**Your goal**
Quote every line of the material beneath this one.

[Records from a data source]
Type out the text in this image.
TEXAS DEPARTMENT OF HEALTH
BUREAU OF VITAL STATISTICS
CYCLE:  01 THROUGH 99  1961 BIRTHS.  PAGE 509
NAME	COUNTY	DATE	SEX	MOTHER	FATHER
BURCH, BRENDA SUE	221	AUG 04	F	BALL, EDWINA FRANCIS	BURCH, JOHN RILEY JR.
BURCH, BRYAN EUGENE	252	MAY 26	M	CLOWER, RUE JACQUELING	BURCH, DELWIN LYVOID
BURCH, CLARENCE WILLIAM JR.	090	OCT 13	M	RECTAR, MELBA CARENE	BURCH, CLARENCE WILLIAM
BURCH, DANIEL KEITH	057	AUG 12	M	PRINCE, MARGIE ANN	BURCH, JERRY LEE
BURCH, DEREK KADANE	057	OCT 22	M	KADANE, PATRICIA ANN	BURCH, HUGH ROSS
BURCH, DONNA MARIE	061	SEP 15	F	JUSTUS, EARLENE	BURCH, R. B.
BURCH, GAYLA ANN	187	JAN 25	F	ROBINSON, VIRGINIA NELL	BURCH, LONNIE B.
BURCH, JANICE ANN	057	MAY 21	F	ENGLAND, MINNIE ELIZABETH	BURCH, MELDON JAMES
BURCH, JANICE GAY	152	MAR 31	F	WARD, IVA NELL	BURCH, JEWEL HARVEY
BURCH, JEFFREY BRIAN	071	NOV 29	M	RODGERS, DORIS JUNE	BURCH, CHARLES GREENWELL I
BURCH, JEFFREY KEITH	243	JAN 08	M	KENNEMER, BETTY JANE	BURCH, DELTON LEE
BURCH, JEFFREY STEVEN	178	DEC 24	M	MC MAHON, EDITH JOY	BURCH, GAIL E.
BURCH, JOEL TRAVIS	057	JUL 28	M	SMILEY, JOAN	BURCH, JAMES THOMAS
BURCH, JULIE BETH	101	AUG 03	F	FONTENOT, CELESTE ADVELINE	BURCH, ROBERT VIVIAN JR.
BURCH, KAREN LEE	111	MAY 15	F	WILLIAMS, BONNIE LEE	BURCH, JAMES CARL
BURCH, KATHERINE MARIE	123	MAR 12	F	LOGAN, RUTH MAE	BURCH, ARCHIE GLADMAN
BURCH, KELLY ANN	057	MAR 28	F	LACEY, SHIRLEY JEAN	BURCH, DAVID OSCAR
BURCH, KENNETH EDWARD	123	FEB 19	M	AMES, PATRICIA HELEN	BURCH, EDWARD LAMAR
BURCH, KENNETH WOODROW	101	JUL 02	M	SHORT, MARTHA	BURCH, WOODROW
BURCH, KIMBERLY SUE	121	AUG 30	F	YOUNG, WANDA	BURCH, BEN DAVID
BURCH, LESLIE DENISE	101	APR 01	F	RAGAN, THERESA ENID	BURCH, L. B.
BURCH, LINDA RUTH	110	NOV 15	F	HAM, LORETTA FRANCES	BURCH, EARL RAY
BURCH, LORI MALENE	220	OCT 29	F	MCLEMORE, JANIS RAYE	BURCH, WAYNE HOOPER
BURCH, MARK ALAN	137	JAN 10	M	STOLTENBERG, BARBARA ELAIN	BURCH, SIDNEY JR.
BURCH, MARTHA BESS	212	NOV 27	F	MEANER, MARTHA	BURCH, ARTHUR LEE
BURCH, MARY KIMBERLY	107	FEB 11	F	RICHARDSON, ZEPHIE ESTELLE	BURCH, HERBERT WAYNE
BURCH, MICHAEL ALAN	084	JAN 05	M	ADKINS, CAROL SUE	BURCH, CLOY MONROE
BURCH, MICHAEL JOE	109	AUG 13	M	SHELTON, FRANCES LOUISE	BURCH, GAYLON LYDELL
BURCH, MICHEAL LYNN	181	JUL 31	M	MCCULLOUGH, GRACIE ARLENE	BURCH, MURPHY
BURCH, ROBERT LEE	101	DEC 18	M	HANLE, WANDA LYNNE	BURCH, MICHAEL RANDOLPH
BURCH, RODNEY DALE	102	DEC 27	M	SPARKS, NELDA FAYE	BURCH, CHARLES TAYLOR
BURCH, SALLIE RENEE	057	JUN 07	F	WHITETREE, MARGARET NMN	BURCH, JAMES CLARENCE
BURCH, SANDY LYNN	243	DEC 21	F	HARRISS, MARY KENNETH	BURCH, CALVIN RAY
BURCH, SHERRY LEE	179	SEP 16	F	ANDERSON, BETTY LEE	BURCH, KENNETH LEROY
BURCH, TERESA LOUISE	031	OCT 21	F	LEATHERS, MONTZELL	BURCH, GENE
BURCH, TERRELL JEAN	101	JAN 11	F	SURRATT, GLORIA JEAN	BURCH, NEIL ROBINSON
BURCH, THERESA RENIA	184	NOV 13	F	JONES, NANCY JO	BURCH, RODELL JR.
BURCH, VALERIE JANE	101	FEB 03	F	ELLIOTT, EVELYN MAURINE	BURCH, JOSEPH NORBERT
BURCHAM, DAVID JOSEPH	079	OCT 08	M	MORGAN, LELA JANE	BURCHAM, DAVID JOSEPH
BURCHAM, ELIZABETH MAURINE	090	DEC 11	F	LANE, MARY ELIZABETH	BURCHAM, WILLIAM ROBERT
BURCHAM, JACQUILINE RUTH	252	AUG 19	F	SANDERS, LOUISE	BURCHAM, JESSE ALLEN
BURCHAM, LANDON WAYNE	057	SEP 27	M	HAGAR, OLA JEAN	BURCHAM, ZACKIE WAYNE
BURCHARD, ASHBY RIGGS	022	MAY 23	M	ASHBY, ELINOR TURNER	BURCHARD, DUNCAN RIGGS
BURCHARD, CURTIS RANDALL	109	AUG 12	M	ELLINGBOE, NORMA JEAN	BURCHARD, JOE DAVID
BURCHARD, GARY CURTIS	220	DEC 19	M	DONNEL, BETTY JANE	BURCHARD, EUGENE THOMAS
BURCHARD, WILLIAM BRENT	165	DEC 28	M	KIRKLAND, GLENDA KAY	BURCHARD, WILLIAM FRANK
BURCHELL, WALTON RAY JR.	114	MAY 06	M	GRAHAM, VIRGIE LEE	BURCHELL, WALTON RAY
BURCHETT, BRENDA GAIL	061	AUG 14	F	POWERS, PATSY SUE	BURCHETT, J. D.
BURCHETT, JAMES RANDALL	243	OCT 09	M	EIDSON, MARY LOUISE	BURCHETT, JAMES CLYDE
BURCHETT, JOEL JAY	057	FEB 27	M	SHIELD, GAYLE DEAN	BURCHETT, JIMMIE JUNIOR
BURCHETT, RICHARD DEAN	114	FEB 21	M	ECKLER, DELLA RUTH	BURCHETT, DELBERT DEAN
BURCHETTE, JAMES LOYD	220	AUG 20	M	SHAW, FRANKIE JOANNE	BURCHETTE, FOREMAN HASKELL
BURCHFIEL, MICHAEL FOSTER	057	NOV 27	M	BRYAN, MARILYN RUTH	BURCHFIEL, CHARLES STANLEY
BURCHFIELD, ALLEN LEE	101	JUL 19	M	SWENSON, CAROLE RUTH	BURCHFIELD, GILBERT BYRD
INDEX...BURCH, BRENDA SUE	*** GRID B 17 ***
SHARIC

**Exercise solution**
Type out the text in this image.
TEXAS DEPARTMENT OF HEALTH
BUREAU OF VITAL STATISTICS
CYCLE:  01 THROUGH 99  1961 BIRTHS.  PAGE 509
NAME	COUNTY	DATE	SEX	MOTHER	FATHER
BURCH, BRENDA SUE	221	AUG 04	F	BALL, EDWINA FRANCIS	BURCH, JOHN RILEY JR.
BURCH, BRYAN EUGENE	252	MAY 26	M	CLOWER, RUE JACQUELING	BURCH, DELWIN LYVOID
BURCH, CLARENCE WILLIAM JR.	090	OCT 13	M	RECTAR, MELBA CARENE	BURCH, CLARENCE WILLIAM
BURCH, DANIEL KEITH	057	AUG 12	M	PRINCE, MARGIE ANN	BURCH, JERRY LEE
BURCH, DEREK KADANE	057	OCT 22	M	KADANE, PATRICIA ANN	BURCH, HUGH ROSS
BURCH, DONNA MARIE	061	SEP 15	F	JUSTUS, EARLENE	BURCH, R. B.
BURCH, GAYLA ANN	187	JAN 25	F	ROBINSON, VIRGINIA NELL	BURCH, LONNIE B.
BURCH, JANICE ANN	057	MAY 21	F	ENGLAND, MINNIE ELIZABETH	BURCH, MELDON JAMES
BURCH, JANICE GAY	152	MAR 31	F	WARD, IVA NELL	BURCH, JEWEL HARVEY
BURCH, JEFFREY BRIAN	071	NOV 29	M	RODGERS, DORIS JUNE	BURCH, CHARLES GREENWELL I
BURCH, JEFFREY KEITH	243	JAN 08	M	KENNEMER, BETTY JANE	BURCH, DELTON LEE
BURCH, JEFFREY STEVEN	178	DEC 24	M	MC MAHON, EDITH JOY	BURCH, GAIL E.
BURCH, JOEL TRAVIS	057	JUL 28	M	SMILEY, JOAN	BURCH, JAMES THOMAS
BURCH, JULIE BETH	101	AUG 03	F	FONTENOT, CELESTE ADVELINE	BURCH, ROBERT VIVIAN JR.
BURCH, KAREN LEE	111	MAY 15	F	WILLIAMS, BONNIE LEE	BURCH, JAMES CARL
BURCH, KATHERINE MARIE	123	MAR 12	F	LOGAN, RUTH MAE	BURCH, ARCHIE GLADMAN
BURCH, KELLY ANN	057	MAR 28	F	LACEY, SHIRLEY JEAN	BURCH, DAVID OSCAR
BURCH, KENNETH EDWARD	123	FEB 19	M	AMES, PATRICIA HELEN	BURCH, EDWARD LAMAR
BURCH, KENNETH WOODROW	101	JUL 02	M	SHORT, MARTHA	BURCH, WOODROW
BURCH, KIMBERLY SUE	121	AUG 30	F	YOUNG, WANDA	BURCH, BEN DAVID
BURCH, LESLIE DENISE	101	APR 01	F	RAGAN, THERESA ENID	BURCH, L. B.
BURCH, LINDA RUTH	110	NOV 15	F	HAM, LORETTA FRANCES	BURCH, EARL RAY
BURCH, LORI MALENE	220	OCT 29	F	MCLEMORE, JANIS RAYE	BURCH, WAYNE HOOPER
BURCH, MARK ALAN	137	JAN 10	M	STOLTENBERG, BARBARA ELAIN	BURCH, SIDNEY JR.
BURCH, MARTHA BESS	212	NOV 27	F	MEANER, MARTHA	BURCH, ARTHUR LEE
BURCH, MARY KIMBERLY	107	FEB 11	F	RICHARDSON, ZEPHIE ESTELLE	BURCH, HERBERT WAYNE
BURCH, MICHAEL ALAN	084	JAN 05	M	ADKINS, CAROL SUE	BURCH, CLOY MONROE
BURCH, MICHAEL JOE	109	AUG 13	M	SHELTON, FRANCES LOUISE	BURCH, GAYLON LYDELL
BURCH, MICHEAL LYNN	181	JUL 31	M	MCCULLOUGH, GRACIE ARLENE	BURCH, MURPHY
BURCH, ROBERT LEE	101	DEC 18	M	HANLE, WANDA LYNNE	BURCH, MICHAEL RANDOLPH
BURCH, RODNEY DALE	102	DEC 27	M	SPARKS, NELDA FAYE	BURCH, CHARLES TAYLOR
BURCH, SALLIE RENEE	057	JUN 07	F	WHITETREE, MARGARET NMN	BURCH, JAMES CLARENCE
BURCH, SANDY LYNN	243	DEC 21	F	HARRISS, MARY KENNETH	BURCH, CALVIN RAY
BURCH, SHERRY LEE	179	SEP 16	F	ANDERSON, BETTY LEE	BURCH, KENNETH LEROY
BURCH, TERESA LOUISE	031	OCT 21	F	LEATHERS, MONTZELL	BURCH, GENE
BURCH, TERRELL JEAN	101	JAN 11	F	SURRATT, GLORIA JEAN	BURCH, NEIL ROBINSON
BURCH, THERESA RENIA	184	NOV 13	F	JONES, NANCY JO	BURCH, RODELL JR.
BURCH, VALERIE JANE	101	FEB 03	F	ELLIOTT, EVELYN MAURINE	BURCH, JOSEPH NORBERT
BURCHAM, DAVID JOSEPH	079	OCT 08	M	MORGAN, LELA JANE	BURCHAM, DAVID JOSEPH
BURCHAM, ELIZABETH MAURINE	090	DEC 11	F	LANE, MARY ELIZABETH	BURCHAM, WILLIAM ROBERT
BURCHAM, JACQUILINE RUTH	252	AUG 19	F	SANDERS, LOUISE	BURCHAM, JESSE ALLEN
BURCHAM, LANDON WAYNE	057	SEP 27	M	HAGAR, OLA JEAN	BURCHAM, ZACKIE WAYNE
BURCHARD, ASHBY RIGGS	022	MAY 23	M	ASHBY, ELINOR TURNER	BURCHARD, DUNCAN RIGGS
BURCHARD, CURTIS RANDALL	109	AUG 12	M	ELLINGBOE, NORMA JEAN	BURCHARD, JOE DAVID
BURCHARD, GARY CURTIS	220	DEC 19	M	DONNEL, BETTY JANE	BURCHARD, EUGENE THOMAS
BURCHARD, WILLIAM BRENT	165	DEC 28	M	KIRKLAND, GLENDA KAY	BURCHARD, WILLIAM FRANK
BURCHELL, WALTON RAY JR.	114	MAY 06	M	GRAHAM, VIRGIE LEE	BURCHELL, WALTON RAY
BURCHETT, BRENDA GAIL	061	AUG 14	F	POWERS, PATSY SUE	BURCHETT, J. D.
BURCHETT, JAMES RANDALL	243	OCT 09	M	EIDSON, MARY LOUISE	BURCHETT, JAMES CLYDE
BURCHETT, JOEL JAY	057	FEB 27	M	SHIELD, GAYLE DEAN	BURCHETT, JIMMIE JUNIOR
BURCHETT, RICHARD DEAN	114	FEB 21	M	ECKLER, DELLA RUTH	BURCHETT, DELBERT DEAN
BURCHETTE, JAMES LOYD	220	AUG 20	M	SHAW, FRANKIE JOANNE	BURCHETTE, FOREMAN HASKELL
BURCHFIEL, MICHAEL FOSTER	057	NOV 27	M	BRYAN, MARILYN RUTH	BURCHFIEL, CHARLES STANLEY
BURCHFIELD, ALLEN LEE	101	JUL 19	M	SWENSON, CAROLE RUTH	BURCHFIELD, GILBERT BYRD
INDEX...BURCH, BRENDA SUE	*** GRID B 17 ***
SHARIC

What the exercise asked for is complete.